Extracted data entries:

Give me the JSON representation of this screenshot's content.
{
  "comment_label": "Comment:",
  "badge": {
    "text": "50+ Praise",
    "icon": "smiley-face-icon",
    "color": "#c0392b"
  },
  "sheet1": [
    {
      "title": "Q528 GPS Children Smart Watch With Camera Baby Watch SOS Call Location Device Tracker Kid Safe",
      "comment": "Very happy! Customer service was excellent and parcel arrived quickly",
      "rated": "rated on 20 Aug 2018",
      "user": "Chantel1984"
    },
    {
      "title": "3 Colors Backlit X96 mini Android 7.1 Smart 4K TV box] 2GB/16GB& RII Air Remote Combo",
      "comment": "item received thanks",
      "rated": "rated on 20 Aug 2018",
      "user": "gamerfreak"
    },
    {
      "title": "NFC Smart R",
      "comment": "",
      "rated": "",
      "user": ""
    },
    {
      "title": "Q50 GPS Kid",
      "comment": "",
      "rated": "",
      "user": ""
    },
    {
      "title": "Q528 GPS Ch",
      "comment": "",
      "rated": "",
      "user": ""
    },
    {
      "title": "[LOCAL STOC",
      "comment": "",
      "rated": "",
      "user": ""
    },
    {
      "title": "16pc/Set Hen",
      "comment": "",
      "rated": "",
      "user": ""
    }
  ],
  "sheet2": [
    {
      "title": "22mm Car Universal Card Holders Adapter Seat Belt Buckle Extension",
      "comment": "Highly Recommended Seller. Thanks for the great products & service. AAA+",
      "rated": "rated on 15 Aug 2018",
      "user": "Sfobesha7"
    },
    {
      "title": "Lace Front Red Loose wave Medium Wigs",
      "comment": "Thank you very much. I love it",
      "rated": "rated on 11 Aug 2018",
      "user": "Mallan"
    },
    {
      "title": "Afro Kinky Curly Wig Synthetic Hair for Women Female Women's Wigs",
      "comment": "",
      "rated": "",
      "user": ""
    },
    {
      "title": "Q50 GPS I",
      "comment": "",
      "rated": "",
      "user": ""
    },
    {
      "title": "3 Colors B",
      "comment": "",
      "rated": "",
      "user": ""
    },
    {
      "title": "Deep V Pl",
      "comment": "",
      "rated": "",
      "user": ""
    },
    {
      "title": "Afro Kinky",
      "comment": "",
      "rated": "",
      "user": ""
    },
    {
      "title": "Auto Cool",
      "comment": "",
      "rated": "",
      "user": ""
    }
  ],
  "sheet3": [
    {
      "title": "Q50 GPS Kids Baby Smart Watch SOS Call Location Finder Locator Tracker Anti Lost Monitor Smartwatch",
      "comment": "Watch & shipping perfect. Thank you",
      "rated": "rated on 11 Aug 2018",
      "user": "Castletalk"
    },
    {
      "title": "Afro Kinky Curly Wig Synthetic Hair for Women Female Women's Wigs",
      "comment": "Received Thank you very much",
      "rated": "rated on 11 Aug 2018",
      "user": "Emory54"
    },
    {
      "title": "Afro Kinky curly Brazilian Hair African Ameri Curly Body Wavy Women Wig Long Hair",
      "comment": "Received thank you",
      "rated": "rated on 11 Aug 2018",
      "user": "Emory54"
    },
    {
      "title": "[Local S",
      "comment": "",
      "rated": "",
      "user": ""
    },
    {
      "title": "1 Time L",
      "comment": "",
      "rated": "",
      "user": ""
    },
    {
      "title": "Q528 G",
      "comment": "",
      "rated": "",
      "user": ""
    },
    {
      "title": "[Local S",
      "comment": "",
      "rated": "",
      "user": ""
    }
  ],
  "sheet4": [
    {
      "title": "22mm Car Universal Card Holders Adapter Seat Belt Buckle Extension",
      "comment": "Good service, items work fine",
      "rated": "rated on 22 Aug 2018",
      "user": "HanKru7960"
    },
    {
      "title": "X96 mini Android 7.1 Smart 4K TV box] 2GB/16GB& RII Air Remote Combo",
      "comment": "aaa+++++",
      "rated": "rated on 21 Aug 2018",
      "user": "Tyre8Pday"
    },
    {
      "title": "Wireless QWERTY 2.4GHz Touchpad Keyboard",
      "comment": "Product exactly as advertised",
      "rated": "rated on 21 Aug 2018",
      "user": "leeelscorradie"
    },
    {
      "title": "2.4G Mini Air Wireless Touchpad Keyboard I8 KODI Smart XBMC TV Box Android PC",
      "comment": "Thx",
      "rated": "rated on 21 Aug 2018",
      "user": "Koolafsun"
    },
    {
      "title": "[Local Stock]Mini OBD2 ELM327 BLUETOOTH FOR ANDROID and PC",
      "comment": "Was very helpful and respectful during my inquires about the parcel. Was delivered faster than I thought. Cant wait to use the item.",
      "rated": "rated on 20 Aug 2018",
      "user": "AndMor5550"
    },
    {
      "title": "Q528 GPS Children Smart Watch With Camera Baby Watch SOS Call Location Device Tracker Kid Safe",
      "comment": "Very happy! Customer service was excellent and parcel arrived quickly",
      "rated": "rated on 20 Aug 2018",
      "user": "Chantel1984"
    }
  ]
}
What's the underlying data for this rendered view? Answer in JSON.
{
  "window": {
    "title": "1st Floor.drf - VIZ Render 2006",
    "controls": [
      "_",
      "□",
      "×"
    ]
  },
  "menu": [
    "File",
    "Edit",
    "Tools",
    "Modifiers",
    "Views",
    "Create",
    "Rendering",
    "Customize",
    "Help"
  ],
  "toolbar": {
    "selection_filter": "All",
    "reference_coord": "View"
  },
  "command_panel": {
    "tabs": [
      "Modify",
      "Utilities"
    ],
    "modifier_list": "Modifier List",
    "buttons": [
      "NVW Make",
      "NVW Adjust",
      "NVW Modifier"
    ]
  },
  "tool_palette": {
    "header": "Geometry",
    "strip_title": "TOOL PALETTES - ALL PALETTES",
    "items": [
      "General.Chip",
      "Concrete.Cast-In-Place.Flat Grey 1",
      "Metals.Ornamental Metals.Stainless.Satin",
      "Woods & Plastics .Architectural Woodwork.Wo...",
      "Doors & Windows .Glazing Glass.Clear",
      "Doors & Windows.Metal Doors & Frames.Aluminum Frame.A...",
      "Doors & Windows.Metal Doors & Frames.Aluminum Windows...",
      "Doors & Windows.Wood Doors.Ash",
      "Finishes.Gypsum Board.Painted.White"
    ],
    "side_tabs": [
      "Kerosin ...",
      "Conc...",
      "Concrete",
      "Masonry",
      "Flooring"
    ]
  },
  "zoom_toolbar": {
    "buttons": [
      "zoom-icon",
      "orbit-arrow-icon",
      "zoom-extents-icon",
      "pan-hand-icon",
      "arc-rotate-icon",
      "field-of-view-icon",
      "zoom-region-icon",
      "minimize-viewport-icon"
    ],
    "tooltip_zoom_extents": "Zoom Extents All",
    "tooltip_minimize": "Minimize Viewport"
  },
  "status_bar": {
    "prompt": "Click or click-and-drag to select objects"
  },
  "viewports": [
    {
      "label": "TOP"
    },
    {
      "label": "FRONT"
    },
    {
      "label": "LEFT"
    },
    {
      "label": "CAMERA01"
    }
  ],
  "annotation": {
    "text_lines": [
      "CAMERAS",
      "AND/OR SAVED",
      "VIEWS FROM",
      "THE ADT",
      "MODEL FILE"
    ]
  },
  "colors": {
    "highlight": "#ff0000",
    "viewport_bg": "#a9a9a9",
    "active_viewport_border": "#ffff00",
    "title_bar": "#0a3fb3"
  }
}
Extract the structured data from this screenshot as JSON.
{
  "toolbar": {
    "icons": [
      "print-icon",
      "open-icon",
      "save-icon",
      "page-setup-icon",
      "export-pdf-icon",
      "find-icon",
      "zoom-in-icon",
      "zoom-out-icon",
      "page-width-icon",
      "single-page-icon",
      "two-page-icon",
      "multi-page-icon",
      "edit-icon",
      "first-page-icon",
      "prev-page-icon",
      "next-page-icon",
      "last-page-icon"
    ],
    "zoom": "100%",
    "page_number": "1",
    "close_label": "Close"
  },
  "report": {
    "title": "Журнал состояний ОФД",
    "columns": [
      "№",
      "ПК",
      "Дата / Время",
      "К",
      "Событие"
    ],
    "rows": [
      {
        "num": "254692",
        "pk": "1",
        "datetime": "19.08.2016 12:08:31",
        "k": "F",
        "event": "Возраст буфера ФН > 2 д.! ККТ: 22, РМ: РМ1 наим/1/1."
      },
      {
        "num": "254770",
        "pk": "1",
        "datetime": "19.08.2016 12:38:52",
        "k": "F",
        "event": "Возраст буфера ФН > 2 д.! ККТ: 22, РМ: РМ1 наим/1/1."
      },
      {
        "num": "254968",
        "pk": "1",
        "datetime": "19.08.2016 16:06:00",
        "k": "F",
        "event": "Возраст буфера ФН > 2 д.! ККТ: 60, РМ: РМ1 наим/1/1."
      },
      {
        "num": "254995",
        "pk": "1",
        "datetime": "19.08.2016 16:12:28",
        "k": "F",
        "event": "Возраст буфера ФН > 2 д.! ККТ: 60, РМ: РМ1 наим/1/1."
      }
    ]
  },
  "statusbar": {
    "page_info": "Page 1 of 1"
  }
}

DIRECTIVE: Give the number of lines in the entries that hold the word "Aluminum", and nothing else.

CORRECT RESULT: 2